··· DATA TO USE ···
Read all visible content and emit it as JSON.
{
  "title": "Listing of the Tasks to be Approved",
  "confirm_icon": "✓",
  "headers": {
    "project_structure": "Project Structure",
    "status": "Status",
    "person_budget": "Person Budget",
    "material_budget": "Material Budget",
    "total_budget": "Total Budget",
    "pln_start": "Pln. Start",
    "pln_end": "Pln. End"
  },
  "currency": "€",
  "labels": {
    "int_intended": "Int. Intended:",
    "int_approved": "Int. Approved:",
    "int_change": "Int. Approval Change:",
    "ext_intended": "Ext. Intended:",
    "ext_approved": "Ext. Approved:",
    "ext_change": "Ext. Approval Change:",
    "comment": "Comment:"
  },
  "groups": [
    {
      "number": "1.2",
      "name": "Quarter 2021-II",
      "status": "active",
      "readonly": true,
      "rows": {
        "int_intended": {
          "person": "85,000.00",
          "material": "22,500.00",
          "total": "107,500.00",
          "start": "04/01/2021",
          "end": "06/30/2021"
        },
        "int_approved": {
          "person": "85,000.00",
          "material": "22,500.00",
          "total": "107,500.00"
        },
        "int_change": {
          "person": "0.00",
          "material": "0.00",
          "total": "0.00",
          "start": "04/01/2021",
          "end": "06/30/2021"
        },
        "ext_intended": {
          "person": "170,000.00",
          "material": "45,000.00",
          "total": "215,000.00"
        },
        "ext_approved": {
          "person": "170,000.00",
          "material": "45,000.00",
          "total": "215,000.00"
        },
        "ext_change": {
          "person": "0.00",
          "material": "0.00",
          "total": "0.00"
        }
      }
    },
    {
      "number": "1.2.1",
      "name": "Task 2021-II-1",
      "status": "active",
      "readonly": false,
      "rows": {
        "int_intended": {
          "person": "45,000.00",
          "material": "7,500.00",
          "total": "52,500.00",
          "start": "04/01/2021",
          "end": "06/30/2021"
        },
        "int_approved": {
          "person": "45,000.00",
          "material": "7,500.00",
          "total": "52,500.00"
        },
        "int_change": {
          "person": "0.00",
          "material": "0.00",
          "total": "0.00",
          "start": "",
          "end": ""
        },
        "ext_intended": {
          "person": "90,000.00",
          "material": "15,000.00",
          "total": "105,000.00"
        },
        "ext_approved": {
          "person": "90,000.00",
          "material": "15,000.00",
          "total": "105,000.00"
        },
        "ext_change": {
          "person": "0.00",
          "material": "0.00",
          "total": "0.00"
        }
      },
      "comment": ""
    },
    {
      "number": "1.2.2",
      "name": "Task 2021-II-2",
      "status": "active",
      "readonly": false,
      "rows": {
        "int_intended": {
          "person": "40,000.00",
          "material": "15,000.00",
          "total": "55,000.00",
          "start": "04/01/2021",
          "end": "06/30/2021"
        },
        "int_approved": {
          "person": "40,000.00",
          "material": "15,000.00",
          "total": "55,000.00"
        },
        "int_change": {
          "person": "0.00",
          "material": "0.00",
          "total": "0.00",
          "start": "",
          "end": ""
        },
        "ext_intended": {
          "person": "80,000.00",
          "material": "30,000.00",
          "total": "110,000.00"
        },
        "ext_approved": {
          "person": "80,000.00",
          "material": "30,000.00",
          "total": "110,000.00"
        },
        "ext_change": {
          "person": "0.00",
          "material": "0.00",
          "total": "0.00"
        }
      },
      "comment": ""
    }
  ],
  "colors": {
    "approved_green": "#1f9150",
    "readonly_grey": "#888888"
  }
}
···
WHAT YOU ARE ASKED TO DO ▸ Check each line above for "Approval" and return the ones that have it.

EXERCISE ANSWER ▸
    "int_change": "Int. Approval Change:",
    "ext_change": "Ext. Approval Change:",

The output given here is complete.